■ Directive
Looking at the listing beneath, work out how many lines hold "Geofabric" and report only that figure.
++++
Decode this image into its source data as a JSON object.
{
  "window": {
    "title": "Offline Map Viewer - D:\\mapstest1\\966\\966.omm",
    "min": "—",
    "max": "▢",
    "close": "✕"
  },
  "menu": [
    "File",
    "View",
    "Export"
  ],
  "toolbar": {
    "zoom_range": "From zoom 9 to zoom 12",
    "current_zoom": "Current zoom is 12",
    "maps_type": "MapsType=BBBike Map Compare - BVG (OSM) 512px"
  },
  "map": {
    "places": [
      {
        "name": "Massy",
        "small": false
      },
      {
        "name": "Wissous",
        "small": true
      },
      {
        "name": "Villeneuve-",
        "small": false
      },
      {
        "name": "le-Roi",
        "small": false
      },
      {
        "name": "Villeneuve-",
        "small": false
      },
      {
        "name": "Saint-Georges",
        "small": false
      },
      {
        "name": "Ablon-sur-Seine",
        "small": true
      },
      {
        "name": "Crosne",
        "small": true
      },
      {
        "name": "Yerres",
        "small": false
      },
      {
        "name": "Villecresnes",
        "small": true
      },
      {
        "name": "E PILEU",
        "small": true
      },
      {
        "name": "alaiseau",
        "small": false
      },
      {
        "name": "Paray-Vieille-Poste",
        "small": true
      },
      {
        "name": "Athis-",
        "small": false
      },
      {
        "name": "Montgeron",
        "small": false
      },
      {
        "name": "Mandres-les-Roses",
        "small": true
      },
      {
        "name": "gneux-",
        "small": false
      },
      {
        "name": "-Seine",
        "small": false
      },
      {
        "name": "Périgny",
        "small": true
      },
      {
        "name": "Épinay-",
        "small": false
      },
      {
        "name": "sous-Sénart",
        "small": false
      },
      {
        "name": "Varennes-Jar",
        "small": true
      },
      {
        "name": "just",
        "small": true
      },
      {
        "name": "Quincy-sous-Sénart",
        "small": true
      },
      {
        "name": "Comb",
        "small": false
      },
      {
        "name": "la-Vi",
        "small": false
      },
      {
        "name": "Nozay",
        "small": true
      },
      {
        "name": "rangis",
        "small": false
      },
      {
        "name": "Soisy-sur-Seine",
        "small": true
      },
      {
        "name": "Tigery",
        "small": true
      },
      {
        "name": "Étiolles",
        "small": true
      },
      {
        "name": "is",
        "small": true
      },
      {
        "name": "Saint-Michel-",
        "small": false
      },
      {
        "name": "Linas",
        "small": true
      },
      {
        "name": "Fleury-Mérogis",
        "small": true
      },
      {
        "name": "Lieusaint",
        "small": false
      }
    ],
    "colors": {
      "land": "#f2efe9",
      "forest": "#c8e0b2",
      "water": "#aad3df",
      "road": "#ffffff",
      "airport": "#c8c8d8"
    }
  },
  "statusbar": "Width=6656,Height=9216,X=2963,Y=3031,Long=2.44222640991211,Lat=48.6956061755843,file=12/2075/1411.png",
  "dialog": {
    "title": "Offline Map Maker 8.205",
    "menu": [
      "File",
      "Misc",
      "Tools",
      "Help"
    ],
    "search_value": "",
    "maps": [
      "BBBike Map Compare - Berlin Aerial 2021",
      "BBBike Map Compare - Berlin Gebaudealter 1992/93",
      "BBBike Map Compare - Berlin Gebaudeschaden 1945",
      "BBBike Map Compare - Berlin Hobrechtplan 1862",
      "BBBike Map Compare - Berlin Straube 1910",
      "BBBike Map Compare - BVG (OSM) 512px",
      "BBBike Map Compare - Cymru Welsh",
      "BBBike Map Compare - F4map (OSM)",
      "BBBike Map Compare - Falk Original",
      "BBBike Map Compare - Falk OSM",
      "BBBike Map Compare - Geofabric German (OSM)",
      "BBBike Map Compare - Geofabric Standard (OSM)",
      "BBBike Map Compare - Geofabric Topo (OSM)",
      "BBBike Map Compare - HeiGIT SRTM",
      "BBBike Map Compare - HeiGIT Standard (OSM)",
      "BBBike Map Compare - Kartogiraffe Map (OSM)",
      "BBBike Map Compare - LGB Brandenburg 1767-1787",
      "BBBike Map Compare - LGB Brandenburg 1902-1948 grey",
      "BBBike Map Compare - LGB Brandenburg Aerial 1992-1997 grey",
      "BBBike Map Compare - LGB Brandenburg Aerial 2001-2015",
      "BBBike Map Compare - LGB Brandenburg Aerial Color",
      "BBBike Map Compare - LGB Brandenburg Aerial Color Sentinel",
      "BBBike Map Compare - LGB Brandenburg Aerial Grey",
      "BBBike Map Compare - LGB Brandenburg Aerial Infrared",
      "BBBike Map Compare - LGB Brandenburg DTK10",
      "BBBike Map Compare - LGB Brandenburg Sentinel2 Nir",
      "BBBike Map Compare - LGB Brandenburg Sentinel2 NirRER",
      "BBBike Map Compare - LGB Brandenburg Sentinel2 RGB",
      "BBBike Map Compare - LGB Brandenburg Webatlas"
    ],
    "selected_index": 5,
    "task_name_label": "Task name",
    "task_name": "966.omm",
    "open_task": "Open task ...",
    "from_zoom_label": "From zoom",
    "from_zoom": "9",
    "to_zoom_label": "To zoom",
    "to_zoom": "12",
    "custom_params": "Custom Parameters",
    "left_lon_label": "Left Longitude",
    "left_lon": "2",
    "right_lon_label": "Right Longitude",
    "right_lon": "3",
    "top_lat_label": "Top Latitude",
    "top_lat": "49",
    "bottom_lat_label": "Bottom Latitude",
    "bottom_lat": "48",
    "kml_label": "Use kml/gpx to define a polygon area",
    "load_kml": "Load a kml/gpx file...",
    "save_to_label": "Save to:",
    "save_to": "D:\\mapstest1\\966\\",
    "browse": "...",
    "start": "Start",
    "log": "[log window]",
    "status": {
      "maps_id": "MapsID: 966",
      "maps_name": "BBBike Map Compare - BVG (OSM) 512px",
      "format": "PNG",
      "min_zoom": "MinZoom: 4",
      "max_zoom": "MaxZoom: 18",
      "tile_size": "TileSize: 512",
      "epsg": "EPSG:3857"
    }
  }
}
++++
■ Full solution
3